Problem description:
From the entries below, please gather each line containing the string "JSON".

Available records:
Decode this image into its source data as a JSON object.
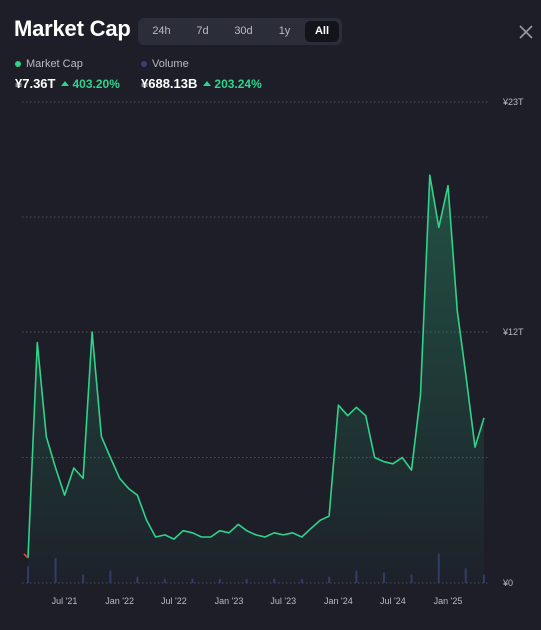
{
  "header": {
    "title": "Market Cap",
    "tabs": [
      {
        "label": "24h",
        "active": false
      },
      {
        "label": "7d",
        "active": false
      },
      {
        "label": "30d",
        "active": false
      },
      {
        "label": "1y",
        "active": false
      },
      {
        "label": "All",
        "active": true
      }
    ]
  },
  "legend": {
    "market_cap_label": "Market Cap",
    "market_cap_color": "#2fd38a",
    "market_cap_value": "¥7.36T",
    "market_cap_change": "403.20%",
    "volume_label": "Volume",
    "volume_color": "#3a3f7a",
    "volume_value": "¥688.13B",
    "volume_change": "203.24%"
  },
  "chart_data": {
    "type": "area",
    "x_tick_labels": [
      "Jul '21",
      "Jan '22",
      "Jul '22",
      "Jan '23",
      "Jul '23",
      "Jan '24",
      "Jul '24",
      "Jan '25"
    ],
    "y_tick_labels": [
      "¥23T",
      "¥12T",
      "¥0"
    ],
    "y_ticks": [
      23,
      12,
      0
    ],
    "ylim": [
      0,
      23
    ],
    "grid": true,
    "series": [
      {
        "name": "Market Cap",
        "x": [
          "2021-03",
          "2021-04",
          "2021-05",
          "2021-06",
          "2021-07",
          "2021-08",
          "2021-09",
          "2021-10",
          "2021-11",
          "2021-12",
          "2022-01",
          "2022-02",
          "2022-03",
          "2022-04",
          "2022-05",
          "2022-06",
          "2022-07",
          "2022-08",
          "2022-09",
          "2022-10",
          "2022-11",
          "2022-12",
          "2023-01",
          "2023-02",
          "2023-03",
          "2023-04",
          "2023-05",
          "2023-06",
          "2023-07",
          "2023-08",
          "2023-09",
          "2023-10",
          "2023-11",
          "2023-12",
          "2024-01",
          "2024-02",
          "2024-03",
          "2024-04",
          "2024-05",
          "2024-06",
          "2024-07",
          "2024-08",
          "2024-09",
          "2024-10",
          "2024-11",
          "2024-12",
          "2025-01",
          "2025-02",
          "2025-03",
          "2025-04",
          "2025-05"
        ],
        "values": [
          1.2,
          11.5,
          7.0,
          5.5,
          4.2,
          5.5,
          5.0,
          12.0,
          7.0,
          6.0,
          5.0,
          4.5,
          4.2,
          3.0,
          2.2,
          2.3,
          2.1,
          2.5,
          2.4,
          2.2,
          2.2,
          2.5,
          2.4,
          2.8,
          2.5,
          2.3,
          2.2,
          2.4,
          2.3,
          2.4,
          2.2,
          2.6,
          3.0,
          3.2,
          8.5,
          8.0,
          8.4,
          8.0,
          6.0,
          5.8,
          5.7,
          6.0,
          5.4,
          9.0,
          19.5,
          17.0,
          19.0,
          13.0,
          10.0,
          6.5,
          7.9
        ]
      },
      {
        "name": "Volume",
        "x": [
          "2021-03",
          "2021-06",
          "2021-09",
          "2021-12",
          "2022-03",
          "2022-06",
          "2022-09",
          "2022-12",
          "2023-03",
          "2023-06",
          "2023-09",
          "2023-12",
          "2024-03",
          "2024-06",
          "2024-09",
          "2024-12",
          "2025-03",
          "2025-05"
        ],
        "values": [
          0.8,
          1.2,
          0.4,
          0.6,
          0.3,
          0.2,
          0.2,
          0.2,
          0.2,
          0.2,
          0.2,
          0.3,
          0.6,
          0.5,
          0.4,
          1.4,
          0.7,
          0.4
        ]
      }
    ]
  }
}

---

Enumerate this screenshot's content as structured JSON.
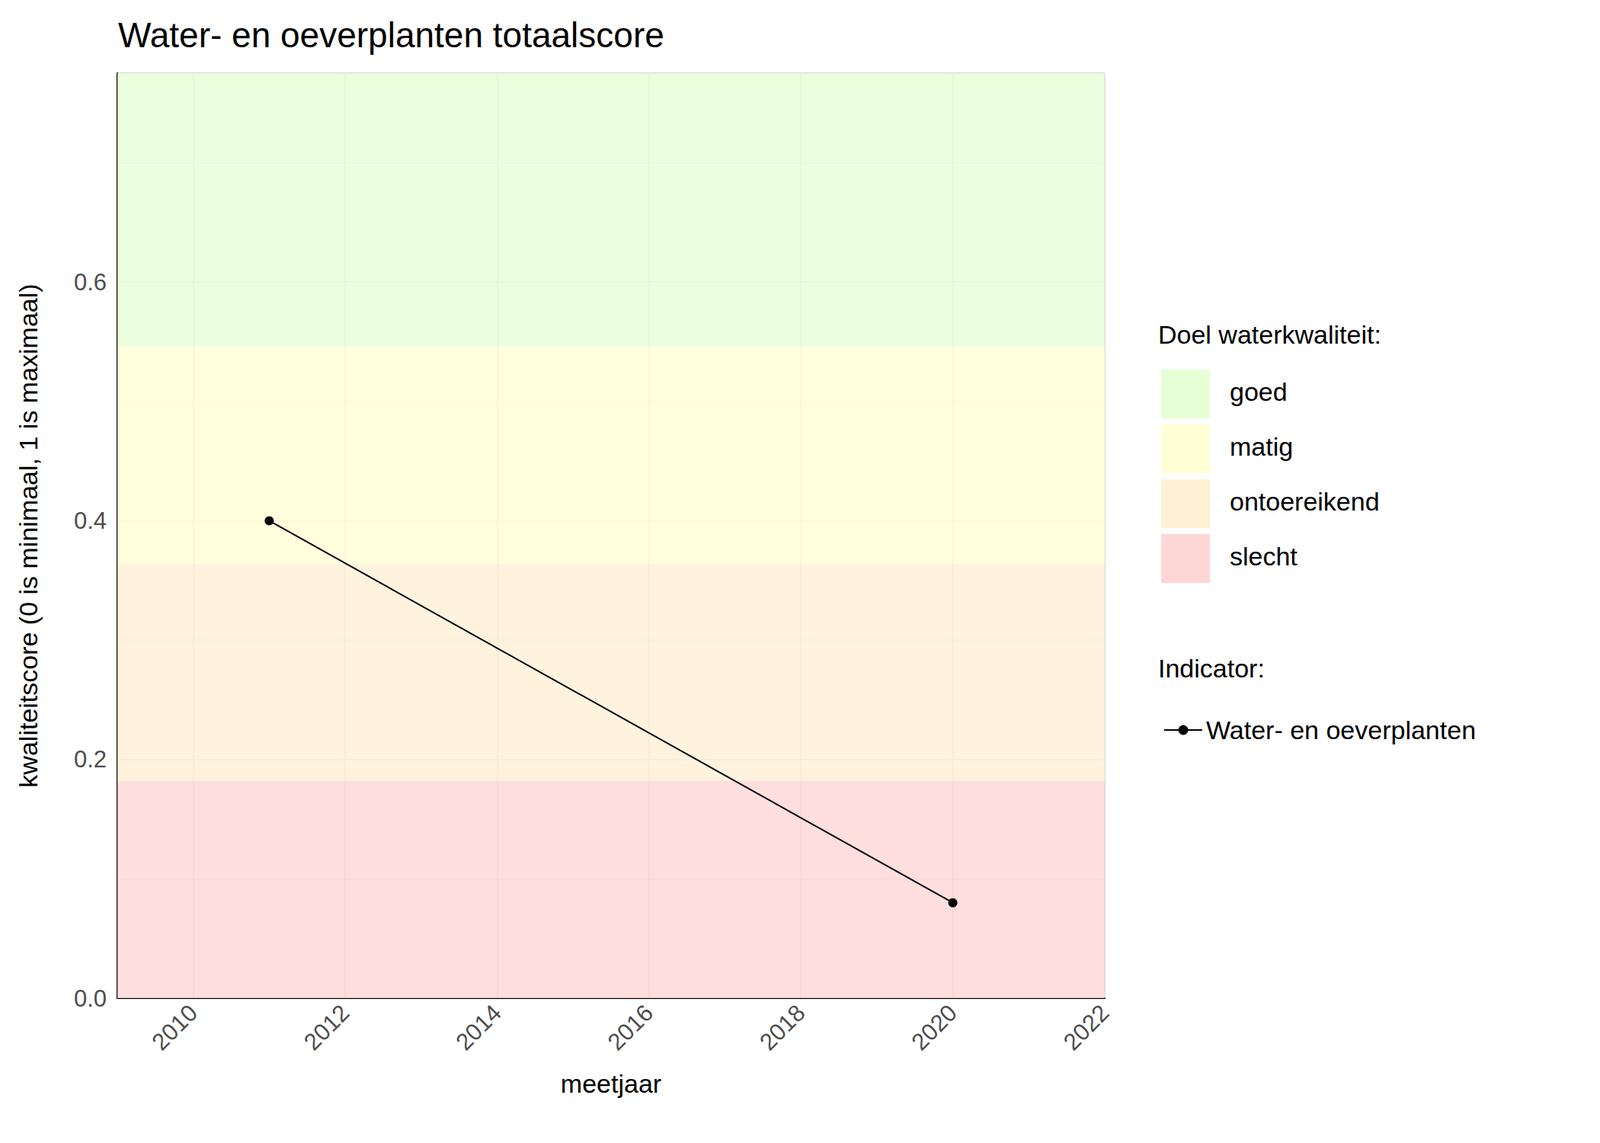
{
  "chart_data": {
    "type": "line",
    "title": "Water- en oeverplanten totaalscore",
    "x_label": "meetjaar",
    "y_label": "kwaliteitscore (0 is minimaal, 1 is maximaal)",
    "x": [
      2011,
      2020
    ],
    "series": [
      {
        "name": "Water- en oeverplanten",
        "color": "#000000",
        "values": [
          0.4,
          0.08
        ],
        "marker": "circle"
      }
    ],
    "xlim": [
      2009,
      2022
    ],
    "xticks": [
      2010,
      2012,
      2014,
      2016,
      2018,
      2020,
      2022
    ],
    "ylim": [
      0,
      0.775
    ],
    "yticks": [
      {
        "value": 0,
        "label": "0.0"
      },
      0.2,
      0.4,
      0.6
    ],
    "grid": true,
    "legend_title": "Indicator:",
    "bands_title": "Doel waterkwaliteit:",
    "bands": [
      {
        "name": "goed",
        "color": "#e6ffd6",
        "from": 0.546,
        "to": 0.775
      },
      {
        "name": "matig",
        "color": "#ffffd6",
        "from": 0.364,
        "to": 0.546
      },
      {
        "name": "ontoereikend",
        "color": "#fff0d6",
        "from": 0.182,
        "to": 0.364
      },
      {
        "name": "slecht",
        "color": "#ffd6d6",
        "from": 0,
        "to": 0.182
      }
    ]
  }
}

Solution for this task:
Decode this image into its source data as a JSON object.
Enumerate this screenshot's content as structured JSON.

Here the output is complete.